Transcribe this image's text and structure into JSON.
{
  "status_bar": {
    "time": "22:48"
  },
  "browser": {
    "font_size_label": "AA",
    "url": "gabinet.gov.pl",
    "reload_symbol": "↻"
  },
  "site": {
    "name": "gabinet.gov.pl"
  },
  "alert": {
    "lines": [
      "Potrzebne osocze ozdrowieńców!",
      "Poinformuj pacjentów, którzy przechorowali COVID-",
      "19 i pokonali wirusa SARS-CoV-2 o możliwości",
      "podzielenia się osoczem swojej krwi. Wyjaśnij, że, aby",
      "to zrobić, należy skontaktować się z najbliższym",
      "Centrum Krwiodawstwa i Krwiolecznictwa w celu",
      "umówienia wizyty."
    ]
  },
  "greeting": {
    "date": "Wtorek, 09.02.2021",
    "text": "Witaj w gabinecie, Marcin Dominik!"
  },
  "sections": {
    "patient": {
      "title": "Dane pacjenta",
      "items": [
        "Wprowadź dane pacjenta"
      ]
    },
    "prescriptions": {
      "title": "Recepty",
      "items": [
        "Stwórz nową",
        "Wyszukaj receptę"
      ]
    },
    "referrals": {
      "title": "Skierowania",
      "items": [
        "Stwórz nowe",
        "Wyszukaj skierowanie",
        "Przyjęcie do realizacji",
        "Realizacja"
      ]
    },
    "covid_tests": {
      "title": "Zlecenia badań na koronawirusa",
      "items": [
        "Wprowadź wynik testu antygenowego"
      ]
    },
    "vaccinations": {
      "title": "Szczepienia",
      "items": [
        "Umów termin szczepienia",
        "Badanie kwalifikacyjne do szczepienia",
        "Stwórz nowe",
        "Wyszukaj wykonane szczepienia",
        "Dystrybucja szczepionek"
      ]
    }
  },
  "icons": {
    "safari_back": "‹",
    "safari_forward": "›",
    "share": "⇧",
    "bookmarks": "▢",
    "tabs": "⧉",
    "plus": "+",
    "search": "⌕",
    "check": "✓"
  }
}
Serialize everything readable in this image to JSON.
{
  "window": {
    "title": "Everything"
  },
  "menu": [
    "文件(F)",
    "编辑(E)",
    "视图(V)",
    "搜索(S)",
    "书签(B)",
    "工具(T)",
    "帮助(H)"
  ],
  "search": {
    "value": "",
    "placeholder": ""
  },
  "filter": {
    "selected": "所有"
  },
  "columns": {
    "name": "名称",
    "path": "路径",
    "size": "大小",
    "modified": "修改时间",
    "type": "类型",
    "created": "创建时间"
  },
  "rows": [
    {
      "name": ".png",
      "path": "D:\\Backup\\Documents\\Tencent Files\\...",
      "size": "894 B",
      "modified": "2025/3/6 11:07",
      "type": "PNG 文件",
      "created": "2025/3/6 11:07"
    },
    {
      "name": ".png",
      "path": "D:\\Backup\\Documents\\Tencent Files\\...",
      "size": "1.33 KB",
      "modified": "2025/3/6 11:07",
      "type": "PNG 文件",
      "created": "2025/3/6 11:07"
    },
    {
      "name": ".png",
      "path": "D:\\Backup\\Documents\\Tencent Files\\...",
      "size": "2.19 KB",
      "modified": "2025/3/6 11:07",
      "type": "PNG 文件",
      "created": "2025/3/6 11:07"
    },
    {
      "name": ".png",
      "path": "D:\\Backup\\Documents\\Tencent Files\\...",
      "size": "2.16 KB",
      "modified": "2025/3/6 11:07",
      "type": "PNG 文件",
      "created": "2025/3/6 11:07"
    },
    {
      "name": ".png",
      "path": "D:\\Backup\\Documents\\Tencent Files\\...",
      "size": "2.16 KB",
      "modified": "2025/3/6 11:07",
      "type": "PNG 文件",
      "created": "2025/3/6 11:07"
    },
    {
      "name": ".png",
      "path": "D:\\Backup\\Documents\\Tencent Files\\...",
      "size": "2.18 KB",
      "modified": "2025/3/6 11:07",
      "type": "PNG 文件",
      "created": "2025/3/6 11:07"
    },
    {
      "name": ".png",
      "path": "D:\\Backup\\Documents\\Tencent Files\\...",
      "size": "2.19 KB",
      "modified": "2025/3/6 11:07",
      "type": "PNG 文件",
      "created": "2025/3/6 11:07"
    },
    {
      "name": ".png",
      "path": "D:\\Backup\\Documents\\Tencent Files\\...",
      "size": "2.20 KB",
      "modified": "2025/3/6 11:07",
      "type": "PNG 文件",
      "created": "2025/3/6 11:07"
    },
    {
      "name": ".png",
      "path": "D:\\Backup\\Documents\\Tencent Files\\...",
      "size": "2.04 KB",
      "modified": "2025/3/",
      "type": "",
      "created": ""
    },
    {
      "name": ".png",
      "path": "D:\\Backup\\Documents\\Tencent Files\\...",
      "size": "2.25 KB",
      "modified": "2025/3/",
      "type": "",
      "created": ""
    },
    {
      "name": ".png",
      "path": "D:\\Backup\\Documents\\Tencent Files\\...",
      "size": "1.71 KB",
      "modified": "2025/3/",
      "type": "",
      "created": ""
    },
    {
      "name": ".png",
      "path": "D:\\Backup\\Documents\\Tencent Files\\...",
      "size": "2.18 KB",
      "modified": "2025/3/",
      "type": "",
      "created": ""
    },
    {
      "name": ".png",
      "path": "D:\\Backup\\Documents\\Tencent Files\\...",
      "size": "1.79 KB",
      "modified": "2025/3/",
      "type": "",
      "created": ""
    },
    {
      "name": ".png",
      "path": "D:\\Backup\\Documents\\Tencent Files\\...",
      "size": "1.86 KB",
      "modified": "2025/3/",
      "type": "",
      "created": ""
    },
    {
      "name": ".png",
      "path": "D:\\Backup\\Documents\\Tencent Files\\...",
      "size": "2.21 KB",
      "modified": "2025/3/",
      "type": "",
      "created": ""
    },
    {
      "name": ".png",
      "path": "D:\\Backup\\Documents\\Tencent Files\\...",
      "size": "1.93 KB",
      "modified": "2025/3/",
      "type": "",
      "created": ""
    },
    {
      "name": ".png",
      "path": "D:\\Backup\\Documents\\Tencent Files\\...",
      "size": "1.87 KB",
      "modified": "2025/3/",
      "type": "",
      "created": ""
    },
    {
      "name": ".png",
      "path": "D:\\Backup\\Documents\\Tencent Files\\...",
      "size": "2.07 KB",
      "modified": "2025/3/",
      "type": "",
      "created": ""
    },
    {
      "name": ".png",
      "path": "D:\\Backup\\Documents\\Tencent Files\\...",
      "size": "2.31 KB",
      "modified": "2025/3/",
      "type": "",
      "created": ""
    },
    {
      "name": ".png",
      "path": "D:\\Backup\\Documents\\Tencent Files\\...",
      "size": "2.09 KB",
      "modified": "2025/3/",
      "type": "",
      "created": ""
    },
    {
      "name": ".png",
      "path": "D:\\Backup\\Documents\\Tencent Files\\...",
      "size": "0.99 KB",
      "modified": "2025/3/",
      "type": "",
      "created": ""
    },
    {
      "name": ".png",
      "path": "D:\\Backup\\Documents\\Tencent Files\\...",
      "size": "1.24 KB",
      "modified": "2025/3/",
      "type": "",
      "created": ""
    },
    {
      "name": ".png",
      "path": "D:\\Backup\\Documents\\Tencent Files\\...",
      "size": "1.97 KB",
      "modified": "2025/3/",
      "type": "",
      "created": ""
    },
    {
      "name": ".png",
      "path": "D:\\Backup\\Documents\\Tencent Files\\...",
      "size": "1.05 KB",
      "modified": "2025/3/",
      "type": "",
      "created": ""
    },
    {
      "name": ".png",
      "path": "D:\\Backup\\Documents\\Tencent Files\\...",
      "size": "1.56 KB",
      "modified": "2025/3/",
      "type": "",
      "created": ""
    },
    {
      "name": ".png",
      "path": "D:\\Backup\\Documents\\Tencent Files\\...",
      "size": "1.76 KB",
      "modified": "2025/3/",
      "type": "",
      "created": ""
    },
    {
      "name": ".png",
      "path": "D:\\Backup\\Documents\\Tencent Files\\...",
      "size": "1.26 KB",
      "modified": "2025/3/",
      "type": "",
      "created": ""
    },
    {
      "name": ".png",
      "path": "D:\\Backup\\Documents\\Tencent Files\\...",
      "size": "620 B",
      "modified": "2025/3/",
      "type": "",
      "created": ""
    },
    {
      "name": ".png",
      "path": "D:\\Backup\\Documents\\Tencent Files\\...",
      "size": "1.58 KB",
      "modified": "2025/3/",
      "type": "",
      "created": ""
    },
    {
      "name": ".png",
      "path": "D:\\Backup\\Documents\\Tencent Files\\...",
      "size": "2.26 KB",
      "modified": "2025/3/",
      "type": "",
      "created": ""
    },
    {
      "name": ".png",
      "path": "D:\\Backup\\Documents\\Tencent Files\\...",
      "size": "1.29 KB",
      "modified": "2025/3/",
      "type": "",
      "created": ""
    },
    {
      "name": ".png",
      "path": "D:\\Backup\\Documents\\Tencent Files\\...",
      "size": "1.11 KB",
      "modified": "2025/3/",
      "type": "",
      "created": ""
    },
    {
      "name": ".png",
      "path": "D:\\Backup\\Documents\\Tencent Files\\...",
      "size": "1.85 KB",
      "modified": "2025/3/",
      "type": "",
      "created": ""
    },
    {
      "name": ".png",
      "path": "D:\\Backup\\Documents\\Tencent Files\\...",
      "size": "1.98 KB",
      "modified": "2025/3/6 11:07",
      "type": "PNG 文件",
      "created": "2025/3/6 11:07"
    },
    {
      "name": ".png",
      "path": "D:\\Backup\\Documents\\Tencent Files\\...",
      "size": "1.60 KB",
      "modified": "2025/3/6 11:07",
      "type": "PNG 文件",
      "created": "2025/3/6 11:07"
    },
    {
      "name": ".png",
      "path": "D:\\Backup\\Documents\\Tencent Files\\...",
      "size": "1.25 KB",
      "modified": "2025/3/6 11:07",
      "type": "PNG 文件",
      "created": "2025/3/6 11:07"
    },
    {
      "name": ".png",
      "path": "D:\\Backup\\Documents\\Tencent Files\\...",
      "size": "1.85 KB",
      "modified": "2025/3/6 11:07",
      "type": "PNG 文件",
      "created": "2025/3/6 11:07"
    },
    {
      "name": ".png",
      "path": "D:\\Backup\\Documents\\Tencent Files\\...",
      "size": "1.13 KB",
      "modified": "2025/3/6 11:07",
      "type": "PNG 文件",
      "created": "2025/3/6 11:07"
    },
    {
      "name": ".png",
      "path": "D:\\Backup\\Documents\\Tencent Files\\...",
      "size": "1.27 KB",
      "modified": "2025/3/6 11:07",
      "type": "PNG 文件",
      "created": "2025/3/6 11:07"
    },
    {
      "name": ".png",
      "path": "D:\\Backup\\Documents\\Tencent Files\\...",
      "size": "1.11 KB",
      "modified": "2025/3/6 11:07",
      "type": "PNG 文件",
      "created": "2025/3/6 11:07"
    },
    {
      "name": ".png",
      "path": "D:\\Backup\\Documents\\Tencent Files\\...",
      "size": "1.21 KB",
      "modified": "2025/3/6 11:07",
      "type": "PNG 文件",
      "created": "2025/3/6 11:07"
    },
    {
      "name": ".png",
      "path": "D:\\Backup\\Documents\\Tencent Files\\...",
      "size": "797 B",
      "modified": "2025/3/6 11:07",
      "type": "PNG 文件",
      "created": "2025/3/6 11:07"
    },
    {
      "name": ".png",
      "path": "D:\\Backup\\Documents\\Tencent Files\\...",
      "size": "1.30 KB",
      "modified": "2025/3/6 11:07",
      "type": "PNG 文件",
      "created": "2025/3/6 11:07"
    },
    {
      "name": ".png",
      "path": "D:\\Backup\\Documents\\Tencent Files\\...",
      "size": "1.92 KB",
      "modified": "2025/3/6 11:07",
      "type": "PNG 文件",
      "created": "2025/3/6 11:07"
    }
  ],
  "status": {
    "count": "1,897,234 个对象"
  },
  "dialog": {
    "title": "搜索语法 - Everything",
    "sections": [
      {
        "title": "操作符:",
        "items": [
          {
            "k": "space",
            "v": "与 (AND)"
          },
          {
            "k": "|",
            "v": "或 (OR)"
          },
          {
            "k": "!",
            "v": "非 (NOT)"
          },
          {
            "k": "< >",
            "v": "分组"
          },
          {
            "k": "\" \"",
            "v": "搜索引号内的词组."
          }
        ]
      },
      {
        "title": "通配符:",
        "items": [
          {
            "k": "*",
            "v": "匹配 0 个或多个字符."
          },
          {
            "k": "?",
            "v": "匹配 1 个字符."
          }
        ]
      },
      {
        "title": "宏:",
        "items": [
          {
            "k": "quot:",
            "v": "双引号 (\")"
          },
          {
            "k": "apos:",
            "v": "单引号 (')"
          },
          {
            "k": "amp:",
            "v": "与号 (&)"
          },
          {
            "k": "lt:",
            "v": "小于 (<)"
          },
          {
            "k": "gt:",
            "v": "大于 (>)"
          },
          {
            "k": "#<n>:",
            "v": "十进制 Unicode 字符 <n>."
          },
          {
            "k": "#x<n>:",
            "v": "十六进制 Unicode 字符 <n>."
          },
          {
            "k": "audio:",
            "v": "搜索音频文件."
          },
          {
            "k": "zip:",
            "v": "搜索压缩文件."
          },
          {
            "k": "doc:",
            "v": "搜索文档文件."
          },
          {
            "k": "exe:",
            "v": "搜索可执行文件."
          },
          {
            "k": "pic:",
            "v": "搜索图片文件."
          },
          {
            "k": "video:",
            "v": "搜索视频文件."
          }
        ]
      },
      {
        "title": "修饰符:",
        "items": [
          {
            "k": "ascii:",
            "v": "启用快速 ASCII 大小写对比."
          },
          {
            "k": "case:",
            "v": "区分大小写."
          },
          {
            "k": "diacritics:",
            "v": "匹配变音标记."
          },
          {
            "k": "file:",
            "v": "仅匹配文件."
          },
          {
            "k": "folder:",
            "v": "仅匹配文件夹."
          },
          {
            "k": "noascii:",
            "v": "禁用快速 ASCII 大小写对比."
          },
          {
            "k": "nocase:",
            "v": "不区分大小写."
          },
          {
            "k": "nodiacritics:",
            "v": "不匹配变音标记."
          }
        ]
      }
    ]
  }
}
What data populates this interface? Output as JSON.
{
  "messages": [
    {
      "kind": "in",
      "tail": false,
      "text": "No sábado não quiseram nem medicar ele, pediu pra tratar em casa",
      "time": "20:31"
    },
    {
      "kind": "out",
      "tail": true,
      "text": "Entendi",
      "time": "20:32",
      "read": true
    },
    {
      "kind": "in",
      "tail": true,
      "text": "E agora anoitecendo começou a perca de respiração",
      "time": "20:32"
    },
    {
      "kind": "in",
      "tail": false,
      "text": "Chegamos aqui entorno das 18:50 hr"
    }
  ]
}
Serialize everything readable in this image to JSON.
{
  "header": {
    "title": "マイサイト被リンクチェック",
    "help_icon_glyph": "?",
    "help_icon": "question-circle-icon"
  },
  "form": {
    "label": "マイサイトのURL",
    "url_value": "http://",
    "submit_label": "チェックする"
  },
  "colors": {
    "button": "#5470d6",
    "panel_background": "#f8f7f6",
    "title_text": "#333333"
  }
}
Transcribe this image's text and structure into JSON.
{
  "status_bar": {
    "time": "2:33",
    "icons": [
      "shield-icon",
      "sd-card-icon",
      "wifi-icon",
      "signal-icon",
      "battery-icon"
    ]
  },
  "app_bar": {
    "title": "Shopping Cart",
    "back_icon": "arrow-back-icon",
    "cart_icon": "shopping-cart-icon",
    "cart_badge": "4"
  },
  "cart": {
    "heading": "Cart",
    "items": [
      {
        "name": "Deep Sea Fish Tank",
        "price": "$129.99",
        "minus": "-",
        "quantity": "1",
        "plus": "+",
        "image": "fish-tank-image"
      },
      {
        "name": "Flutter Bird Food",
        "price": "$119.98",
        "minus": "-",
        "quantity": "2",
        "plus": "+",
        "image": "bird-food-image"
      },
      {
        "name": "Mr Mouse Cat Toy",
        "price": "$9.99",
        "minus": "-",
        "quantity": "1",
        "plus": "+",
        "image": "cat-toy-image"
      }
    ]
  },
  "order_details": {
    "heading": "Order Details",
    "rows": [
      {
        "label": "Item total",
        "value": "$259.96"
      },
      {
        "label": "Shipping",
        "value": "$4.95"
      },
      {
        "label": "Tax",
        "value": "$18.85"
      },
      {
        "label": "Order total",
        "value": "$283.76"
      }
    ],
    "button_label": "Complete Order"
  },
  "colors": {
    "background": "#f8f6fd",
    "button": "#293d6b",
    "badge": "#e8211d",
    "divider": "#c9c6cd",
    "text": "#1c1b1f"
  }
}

───

* _WORK TO DO_:
Pick out every line of the listing containing the word "pacjenta", and show those lines.

* _THE COMPLETED TASK_:
      "title": "Dane pacjenta",
        "Wprowadź dane pacjenta"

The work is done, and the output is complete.